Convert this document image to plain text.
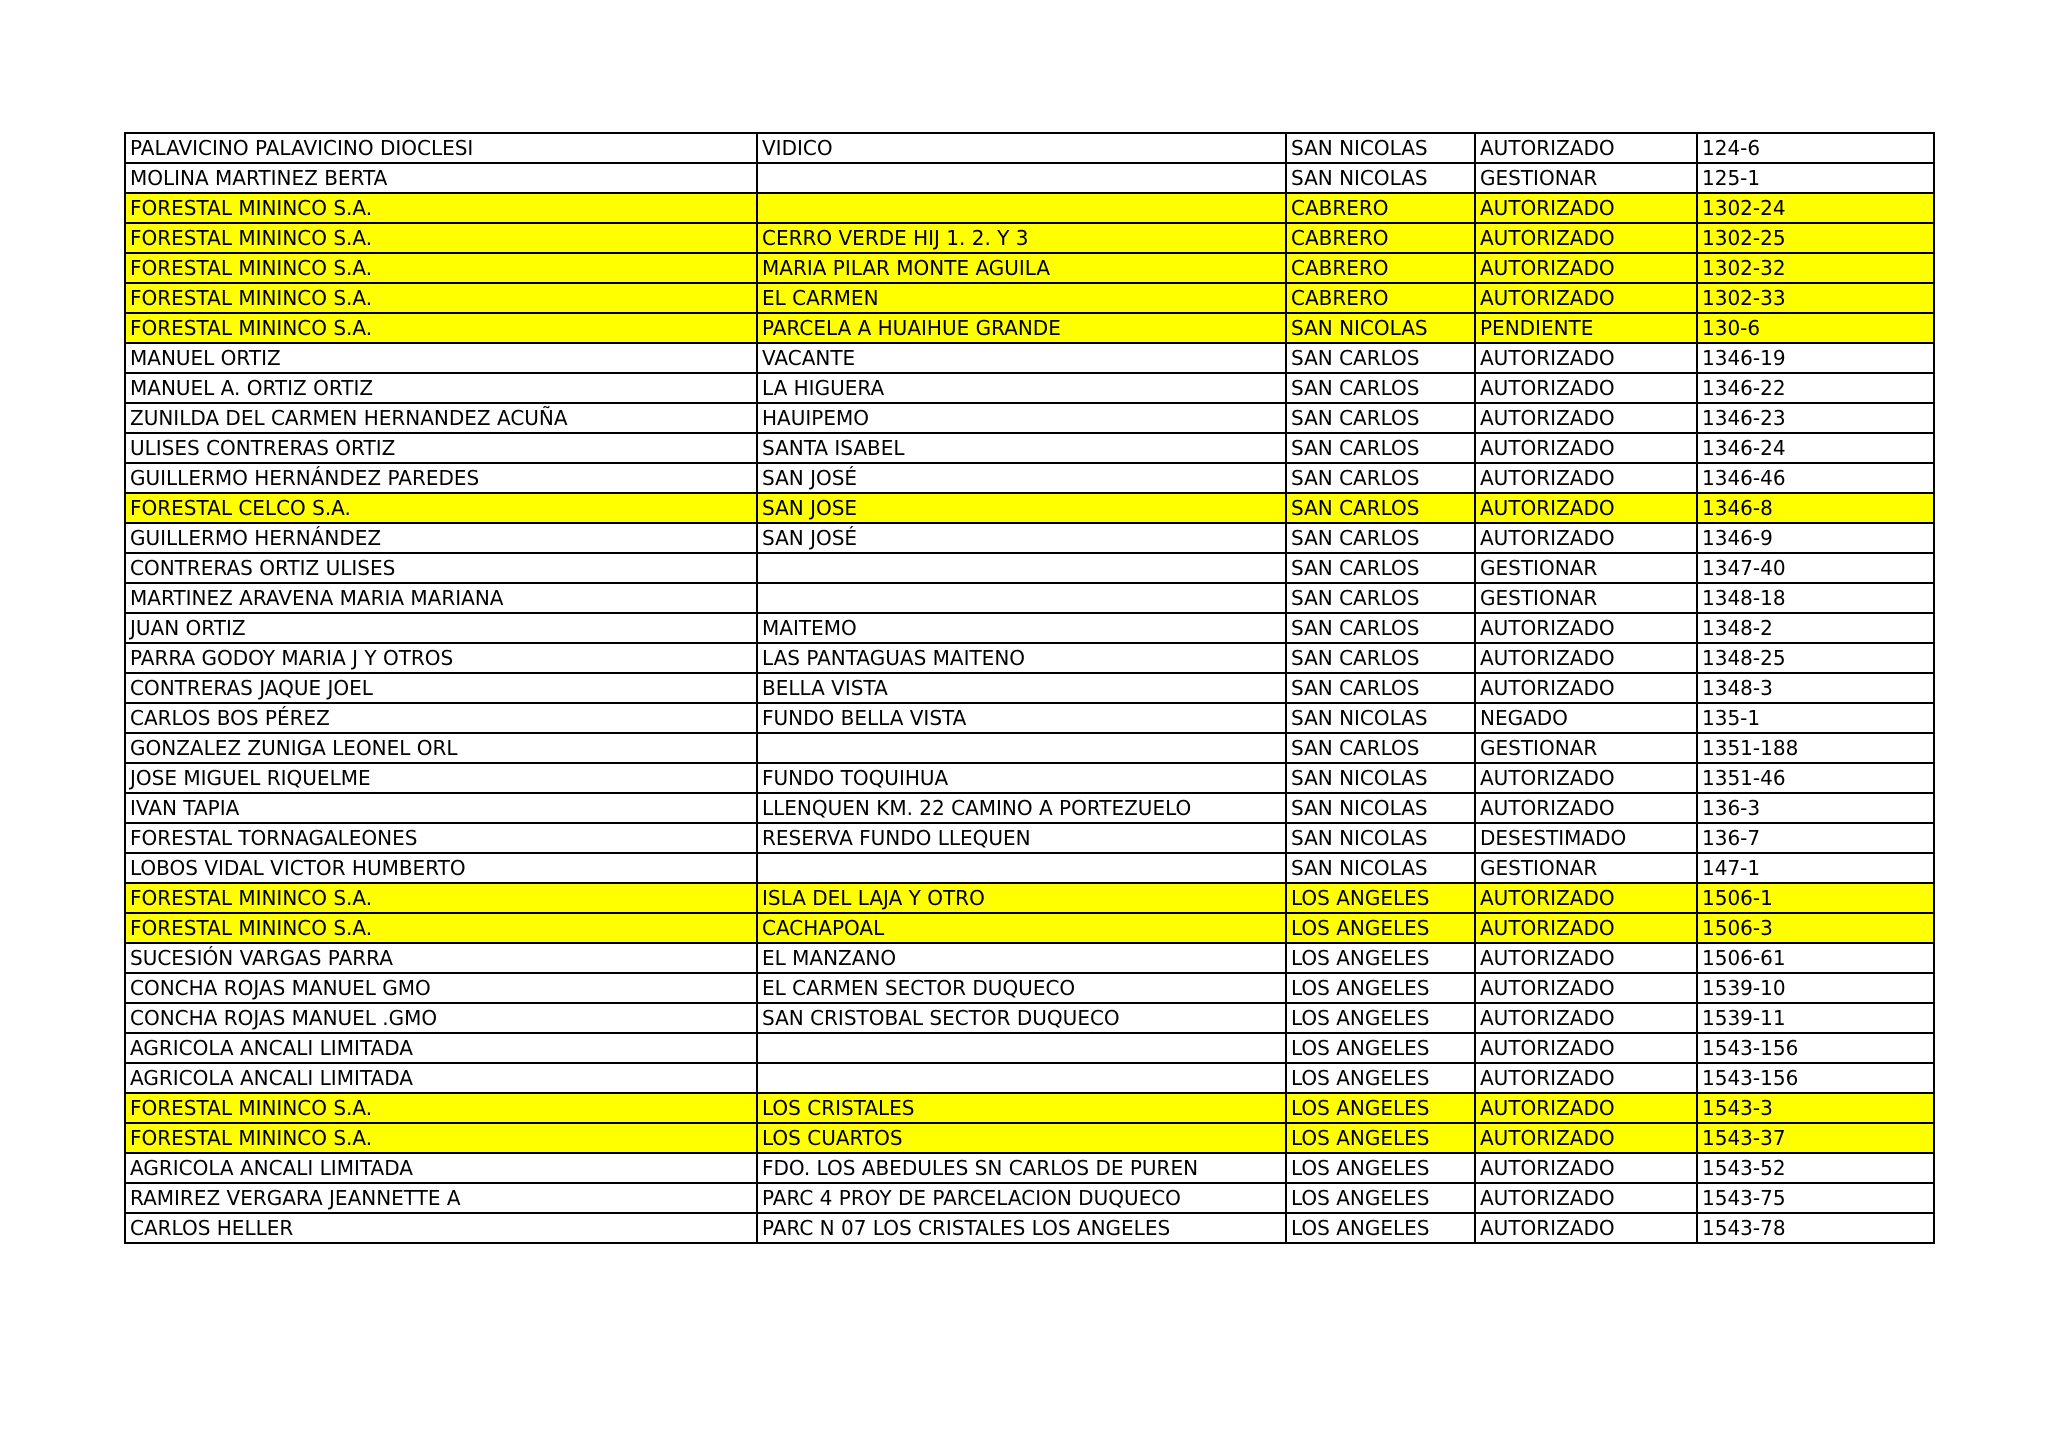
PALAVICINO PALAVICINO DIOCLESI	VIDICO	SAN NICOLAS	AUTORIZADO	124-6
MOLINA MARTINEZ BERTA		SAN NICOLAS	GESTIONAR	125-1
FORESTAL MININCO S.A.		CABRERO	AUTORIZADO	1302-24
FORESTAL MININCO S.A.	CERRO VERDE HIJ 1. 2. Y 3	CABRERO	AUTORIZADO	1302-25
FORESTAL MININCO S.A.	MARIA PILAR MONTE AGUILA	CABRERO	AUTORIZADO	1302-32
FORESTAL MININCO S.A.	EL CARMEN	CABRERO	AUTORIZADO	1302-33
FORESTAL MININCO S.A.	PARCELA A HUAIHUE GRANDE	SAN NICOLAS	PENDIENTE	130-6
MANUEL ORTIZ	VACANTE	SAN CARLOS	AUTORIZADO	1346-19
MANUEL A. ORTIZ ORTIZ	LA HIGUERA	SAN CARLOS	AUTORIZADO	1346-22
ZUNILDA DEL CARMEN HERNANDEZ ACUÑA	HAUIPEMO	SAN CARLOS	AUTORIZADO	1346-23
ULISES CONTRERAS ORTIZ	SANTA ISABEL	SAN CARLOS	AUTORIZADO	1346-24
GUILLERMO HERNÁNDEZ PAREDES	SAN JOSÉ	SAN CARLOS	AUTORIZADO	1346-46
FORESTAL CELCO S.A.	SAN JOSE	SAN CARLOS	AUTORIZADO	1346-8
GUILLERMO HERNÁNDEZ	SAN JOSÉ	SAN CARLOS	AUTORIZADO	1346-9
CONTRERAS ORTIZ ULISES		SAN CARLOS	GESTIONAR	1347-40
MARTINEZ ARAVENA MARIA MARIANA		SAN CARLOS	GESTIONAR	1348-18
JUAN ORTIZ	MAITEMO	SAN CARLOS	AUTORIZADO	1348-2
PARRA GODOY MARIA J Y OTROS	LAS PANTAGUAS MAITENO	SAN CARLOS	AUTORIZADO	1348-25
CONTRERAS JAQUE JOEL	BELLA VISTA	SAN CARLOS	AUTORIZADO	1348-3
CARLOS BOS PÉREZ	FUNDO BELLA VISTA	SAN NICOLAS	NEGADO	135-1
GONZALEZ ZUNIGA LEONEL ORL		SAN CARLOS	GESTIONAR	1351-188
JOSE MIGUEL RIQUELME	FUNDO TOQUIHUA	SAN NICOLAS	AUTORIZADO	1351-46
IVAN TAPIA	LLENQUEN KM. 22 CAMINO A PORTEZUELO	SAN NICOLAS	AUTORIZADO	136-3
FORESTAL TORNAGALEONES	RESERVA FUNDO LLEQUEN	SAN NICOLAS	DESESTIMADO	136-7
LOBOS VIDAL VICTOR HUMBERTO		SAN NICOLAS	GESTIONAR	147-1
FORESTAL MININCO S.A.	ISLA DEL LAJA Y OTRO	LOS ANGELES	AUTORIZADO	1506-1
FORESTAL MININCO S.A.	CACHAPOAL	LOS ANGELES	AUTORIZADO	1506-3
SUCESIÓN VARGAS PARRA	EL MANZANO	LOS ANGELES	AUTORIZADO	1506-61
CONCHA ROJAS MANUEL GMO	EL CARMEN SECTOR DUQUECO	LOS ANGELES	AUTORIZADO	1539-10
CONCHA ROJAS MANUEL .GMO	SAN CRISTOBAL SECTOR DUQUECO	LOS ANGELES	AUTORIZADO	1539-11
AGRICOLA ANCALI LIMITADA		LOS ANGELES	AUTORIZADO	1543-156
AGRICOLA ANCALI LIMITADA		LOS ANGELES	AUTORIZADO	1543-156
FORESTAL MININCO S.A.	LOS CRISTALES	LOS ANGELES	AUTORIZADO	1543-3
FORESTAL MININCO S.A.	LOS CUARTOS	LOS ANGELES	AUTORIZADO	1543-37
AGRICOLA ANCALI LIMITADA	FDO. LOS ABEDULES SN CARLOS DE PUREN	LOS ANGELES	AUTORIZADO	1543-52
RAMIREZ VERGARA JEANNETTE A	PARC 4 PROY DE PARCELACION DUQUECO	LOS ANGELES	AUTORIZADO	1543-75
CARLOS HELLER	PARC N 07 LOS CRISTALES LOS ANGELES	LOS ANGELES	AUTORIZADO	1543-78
+++++
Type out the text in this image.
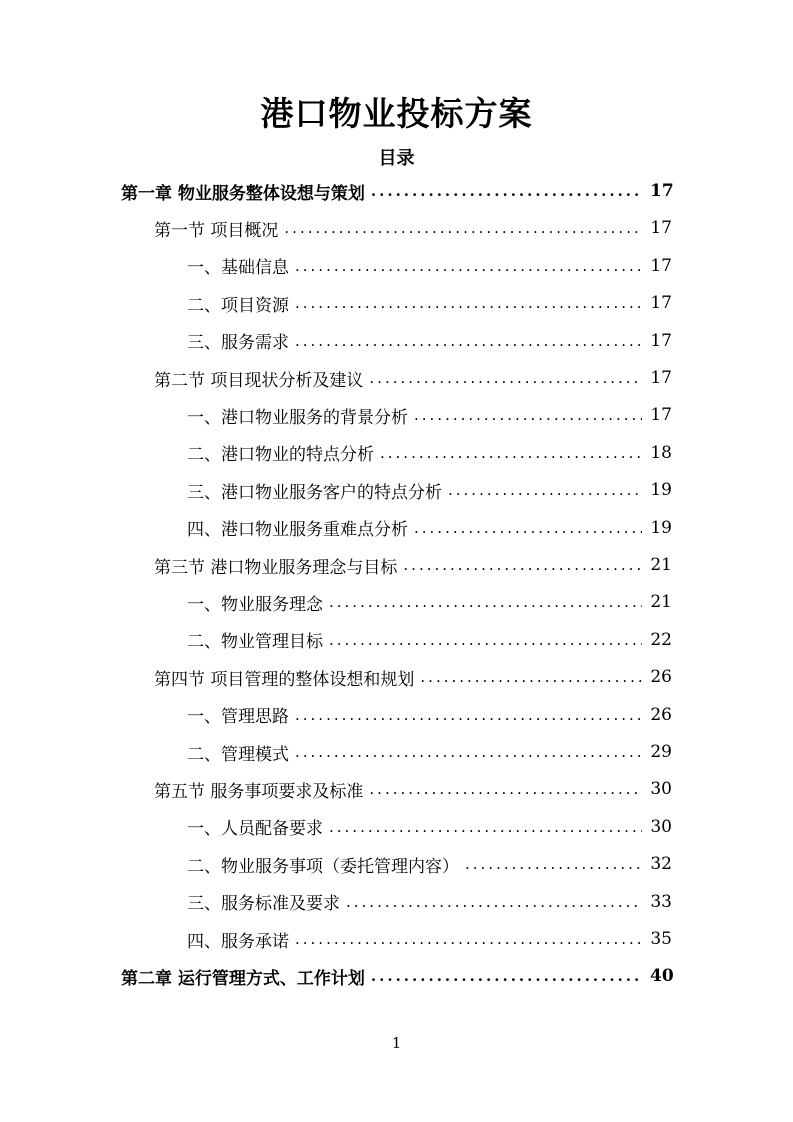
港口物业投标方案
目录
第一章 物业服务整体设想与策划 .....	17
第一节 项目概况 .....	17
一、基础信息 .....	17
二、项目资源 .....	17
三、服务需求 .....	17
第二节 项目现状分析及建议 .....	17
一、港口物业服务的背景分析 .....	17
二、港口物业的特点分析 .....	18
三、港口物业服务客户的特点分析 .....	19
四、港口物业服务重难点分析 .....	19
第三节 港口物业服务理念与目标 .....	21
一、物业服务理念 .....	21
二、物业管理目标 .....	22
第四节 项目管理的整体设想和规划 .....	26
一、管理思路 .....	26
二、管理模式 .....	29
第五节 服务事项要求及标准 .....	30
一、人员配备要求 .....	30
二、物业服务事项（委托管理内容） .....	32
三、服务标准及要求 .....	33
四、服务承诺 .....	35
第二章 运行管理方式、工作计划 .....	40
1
+++++
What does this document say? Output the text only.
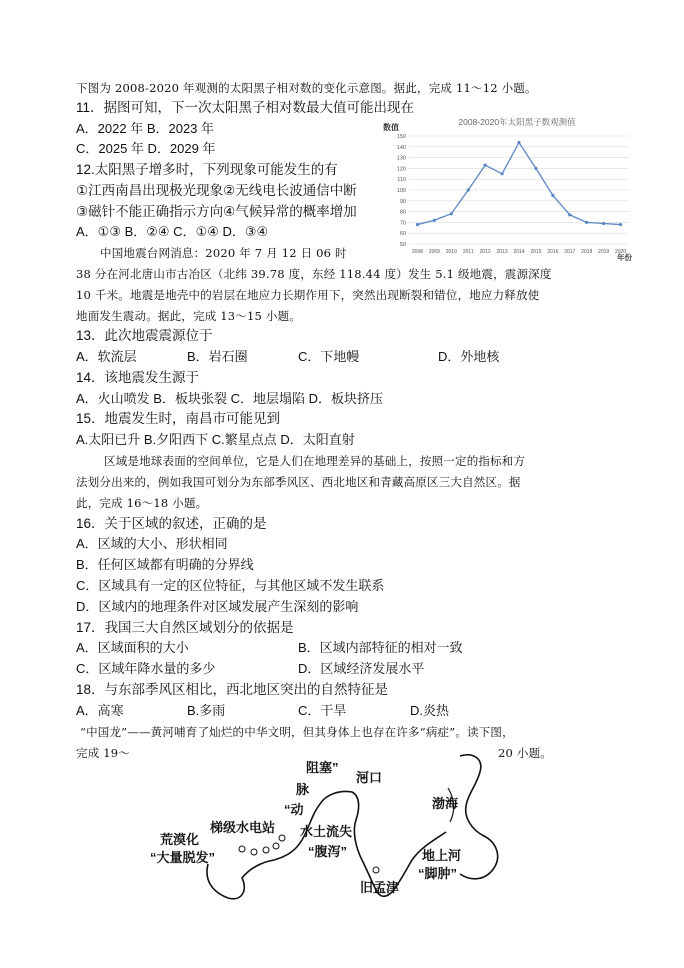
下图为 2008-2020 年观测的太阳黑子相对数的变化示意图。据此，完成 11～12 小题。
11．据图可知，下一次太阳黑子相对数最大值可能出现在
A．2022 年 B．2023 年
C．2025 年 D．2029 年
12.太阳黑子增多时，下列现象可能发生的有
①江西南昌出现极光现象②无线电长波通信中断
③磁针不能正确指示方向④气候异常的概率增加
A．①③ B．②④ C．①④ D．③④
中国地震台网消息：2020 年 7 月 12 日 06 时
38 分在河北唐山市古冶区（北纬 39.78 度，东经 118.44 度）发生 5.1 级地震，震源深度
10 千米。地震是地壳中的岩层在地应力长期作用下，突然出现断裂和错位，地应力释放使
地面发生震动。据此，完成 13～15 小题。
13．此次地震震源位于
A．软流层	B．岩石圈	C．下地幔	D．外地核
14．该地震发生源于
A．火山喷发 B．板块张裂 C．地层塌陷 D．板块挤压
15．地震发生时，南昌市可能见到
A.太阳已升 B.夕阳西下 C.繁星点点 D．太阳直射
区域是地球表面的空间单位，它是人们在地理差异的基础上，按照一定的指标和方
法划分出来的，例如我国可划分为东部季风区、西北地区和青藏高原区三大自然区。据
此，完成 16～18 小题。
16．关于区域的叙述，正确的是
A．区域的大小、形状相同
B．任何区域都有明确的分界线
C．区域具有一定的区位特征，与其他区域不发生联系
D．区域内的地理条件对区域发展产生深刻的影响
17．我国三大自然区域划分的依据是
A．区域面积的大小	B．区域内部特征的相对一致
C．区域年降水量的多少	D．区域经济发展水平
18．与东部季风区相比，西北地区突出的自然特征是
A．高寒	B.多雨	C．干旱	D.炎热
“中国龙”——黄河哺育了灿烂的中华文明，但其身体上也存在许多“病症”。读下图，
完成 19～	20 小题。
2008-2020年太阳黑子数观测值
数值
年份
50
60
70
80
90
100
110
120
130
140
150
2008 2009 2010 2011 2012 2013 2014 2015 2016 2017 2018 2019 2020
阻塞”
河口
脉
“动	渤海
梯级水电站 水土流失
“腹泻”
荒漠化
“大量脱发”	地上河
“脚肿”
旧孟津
+++++
● GIVEN EXERCISE
Read the data above and count the lines that include "MARTINEZ". Answer only with the count.

● EXERCISE RESULT
2